REQUIRED TASK -
Give every line from the entries that contains "Default".

RECORDS PROVIDED -
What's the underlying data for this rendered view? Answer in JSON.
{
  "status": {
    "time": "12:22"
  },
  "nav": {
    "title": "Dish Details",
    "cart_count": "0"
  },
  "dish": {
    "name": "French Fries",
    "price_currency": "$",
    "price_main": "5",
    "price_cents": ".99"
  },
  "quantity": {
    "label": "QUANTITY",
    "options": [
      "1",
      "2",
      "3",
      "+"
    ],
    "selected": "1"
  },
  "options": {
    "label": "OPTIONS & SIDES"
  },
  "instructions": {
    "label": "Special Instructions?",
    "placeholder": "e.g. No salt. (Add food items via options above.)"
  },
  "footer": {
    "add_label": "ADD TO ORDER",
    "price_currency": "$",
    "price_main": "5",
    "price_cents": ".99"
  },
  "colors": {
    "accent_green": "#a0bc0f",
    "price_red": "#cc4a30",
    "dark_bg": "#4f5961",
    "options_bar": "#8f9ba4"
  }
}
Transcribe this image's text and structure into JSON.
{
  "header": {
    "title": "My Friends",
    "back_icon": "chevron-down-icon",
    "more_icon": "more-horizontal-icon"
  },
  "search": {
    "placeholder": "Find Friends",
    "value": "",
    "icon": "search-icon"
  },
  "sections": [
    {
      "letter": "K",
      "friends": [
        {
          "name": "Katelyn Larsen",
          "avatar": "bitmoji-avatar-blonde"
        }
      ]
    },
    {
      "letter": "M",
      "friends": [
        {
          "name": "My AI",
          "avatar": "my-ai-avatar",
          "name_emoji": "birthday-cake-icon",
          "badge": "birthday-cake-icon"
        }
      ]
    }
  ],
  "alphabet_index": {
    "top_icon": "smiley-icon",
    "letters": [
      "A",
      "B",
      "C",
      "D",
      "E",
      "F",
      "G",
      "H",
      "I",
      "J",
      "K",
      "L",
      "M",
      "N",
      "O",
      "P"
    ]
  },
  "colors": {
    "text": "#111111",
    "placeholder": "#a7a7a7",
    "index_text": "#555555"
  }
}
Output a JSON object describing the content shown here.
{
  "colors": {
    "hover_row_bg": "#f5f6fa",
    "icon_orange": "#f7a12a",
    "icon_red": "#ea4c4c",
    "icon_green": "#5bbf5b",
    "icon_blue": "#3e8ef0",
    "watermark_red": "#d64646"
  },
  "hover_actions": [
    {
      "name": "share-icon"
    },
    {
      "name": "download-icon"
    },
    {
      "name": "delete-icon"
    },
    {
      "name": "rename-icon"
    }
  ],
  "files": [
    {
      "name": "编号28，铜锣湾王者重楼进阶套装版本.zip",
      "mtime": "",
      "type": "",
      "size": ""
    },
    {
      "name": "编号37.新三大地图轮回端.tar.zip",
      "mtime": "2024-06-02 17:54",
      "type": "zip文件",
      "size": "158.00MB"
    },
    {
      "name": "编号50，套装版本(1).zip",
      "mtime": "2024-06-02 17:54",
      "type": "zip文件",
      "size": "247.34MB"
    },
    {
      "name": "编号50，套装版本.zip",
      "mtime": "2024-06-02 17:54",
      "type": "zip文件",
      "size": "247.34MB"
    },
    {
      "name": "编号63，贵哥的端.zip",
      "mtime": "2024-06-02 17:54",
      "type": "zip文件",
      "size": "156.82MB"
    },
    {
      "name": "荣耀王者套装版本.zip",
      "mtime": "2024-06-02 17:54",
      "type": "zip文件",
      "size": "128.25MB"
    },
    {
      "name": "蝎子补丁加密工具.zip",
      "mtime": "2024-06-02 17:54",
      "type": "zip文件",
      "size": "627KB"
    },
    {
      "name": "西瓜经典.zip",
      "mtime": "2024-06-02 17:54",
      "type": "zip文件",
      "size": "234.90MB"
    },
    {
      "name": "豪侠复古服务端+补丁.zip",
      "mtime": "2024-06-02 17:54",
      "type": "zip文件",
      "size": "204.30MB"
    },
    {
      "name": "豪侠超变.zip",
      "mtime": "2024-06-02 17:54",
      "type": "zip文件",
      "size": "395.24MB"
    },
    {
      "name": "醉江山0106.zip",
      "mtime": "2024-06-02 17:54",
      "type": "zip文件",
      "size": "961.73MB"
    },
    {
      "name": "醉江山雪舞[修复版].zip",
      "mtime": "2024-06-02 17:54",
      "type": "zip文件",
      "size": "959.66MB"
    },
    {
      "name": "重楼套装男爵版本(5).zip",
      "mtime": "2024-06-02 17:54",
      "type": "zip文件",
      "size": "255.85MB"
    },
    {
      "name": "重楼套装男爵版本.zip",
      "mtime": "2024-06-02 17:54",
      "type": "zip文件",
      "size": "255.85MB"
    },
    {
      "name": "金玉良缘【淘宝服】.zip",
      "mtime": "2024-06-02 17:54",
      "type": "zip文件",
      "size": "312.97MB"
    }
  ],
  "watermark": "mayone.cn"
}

* * *

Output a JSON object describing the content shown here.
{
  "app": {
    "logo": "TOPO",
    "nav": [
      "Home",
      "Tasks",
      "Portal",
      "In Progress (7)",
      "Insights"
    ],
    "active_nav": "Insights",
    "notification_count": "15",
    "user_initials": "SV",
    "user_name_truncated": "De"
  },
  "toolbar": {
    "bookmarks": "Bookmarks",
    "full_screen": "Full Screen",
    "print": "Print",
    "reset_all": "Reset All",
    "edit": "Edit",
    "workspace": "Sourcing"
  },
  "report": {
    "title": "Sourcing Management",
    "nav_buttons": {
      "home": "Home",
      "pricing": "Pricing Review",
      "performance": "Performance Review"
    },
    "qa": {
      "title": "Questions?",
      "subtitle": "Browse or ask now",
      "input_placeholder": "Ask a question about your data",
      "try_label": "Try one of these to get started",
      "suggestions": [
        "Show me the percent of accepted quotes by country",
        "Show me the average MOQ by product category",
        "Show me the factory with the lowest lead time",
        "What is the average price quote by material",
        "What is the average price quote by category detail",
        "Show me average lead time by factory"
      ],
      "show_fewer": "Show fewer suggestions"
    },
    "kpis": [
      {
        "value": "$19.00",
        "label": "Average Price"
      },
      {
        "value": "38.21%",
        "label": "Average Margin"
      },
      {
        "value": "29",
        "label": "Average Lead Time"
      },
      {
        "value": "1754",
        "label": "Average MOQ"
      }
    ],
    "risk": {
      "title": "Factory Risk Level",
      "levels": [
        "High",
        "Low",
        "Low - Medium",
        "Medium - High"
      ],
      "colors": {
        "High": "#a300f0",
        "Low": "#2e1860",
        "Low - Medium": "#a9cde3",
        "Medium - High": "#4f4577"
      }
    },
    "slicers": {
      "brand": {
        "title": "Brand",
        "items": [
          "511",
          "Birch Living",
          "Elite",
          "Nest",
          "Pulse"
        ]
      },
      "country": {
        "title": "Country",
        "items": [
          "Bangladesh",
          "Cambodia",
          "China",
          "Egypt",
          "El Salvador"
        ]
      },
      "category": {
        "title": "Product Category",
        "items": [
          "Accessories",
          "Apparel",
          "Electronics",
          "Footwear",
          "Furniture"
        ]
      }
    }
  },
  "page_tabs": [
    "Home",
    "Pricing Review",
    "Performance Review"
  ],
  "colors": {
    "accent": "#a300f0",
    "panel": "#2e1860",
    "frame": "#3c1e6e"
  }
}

--

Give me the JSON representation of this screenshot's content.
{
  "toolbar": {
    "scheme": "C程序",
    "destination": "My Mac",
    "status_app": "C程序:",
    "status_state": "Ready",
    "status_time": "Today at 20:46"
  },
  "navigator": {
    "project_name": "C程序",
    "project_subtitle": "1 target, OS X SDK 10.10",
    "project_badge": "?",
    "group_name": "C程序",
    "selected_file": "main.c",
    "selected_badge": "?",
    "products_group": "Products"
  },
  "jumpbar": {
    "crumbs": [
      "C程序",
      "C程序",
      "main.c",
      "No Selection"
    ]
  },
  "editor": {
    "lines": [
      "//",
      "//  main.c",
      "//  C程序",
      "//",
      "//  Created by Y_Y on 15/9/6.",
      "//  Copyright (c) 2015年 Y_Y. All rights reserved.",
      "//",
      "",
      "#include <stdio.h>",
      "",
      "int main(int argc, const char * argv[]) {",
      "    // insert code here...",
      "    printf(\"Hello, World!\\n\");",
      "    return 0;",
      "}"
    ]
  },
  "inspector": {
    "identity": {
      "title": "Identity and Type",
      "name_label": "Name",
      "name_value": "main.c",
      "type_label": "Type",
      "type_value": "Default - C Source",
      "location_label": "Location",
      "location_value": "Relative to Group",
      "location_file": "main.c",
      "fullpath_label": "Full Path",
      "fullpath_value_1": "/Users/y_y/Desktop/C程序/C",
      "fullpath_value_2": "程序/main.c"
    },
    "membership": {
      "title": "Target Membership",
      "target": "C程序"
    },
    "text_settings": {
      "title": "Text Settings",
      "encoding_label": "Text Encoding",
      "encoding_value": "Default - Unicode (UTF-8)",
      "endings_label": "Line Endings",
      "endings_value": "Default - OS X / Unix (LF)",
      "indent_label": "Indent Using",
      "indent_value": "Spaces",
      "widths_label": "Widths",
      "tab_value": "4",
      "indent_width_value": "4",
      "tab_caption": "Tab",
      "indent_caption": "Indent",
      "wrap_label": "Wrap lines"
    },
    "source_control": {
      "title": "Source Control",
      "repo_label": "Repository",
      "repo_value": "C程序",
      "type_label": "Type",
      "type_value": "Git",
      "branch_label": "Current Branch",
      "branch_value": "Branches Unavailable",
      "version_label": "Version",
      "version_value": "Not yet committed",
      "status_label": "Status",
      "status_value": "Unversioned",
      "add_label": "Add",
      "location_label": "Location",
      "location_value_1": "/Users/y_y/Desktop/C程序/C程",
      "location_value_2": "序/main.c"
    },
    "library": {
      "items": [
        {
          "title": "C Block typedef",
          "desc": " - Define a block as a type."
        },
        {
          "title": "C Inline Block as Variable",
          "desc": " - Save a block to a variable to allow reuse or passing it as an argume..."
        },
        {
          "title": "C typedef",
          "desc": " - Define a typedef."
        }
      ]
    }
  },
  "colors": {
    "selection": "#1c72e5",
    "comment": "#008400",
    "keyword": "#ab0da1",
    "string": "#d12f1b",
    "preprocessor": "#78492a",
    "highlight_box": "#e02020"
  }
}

RESPONSE -
      "type_value": "Default - C Source",
      "encoding_value": "Default - Unicode (UTF-8)",
      "endings_value": "Default - OS X / Unix (LF)",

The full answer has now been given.